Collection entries
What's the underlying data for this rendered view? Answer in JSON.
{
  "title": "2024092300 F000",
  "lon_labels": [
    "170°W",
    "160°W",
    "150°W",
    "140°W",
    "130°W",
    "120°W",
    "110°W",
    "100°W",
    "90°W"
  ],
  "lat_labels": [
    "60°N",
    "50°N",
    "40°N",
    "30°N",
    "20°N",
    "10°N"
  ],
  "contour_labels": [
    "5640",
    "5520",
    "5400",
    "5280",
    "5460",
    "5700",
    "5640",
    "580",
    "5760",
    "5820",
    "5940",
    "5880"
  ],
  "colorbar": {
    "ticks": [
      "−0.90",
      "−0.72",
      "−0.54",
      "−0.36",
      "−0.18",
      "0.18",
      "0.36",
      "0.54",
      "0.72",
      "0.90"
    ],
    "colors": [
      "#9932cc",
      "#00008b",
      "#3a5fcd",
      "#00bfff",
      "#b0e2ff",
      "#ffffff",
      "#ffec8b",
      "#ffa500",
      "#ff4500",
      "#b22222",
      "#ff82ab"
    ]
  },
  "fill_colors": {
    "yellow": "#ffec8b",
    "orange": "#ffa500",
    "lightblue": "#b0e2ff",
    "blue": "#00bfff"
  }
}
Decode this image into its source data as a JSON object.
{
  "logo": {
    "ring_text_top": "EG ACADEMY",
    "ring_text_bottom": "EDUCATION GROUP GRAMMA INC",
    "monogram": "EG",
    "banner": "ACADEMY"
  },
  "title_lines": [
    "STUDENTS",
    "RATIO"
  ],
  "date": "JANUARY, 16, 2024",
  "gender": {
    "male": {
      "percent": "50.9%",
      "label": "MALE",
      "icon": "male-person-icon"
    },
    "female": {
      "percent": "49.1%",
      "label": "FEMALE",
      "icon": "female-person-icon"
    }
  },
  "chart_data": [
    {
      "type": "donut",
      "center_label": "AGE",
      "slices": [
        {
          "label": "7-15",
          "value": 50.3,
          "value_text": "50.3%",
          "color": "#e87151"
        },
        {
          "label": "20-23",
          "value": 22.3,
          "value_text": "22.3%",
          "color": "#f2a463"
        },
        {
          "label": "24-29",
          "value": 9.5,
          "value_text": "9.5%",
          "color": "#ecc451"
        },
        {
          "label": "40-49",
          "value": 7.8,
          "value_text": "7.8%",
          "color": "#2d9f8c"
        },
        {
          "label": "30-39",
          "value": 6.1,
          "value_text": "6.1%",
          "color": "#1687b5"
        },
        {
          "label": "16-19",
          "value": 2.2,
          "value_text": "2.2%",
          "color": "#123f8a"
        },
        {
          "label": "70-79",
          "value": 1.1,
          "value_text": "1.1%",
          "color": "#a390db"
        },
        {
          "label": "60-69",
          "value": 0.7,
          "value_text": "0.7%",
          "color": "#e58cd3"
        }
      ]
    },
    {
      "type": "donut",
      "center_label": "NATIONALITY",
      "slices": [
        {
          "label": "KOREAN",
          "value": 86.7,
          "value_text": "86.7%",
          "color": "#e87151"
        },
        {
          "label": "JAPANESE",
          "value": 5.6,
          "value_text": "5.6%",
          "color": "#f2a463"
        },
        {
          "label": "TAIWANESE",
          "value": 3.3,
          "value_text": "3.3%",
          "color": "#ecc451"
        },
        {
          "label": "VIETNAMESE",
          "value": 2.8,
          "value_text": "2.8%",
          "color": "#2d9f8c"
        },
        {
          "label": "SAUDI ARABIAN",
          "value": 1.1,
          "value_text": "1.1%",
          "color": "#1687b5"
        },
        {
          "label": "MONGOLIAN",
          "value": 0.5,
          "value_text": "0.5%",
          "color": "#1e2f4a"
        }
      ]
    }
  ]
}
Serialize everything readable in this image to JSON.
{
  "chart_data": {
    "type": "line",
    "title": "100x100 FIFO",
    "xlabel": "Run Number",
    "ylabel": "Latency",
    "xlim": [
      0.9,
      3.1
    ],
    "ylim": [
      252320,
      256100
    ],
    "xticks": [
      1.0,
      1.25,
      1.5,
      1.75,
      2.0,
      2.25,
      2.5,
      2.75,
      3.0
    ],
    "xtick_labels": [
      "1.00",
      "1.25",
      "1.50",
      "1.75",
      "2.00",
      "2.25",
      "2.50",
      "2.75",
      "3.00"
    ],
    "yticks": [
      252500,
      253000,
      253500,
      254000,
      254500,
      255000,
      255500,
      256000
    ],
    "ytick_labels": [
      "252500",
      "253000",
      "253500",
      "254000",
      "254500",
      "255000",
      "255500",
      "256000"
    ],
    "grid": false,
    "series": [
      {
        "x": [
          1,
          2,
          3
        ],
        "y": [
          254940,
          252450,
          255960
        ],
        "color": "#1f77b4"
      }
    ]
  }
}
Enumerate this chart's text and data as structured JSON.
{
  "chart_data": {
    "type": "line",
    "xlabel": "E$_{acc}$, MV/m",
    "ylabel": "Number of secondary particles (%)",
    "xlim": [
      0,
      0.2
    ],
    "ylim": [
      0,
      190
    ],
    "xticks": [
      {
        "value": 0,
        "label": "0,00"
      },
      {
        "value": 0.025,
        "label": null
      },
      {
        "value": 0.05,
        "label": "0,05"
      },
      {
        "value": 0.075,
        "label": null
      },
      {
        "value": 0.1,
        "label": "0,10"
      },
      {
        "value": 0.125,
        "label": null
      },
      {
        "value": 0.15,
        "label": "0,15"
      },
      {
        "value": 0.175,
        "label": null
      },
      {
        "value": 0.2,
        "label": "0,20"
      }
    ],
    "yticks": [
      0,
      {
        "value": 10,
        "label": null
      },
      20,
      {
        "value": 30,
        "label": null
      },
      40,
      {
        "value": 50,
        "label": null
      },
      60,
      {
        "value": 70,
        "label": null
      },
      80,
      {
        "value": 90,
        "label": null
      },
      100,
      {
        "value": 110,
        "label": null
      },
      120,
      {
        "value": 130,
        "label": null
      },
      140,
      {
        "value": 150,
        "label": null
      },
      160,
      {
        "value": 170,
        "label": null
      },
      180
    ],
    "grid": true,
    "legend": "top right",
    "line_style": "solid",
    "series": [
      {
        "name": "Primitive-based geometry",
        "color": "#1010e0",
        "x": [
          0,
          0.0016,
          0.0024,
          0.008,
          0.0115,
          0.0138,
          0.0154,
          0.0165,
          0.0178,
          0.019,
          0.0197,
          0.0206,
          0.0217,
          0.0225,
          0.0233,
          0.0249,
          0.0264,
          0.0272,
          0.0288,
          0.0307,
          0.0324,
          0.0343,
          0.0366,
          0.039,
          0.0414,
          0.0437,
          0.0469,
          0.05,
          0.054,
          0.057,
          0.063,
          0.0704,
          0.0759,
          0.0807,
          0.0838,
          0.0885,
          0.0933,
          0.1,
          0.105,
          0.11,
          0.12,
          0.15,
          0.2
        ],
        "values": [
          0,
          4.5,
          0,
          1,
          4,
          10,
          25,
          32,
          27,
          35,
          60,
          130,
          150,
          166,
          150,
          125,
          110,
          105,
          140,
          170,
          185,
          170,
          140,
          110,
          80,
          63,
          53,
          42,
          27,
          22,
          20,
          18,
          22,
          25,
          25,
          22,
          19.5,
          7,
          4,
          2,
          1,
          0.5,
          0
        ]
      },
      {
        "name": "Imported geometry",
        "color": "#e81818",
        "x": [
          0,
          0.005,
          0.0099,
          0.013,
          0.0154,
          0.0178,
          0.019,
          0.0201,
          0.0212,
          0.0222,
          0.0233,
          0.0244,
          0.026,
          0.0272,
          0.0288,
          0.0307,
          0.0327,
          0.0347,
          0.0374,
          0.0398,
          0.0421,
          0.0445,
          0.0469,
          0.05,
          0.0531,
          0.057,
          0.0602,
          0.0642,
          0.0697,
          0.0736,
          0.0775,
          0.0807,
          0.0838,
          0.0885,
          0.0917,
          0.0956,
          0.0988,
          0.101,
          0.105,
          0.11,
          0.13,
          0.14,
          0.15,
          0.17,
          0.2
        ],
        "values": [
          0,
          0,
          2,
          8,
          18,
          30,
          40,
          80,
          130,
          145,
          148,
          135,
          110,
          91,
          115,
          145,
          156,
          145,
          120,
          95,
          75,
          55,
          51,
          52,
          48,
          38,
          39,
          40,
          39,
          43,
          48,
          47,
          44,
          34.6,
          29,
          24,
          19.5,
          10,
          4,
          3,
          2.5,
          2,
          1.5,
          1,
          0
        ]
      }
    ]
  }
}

Task description
Scan the material for lines with the word "person", and copy each line you find.

Exercise answer
      "icon": "male-person-icon"
      "icon": "female-person-icon"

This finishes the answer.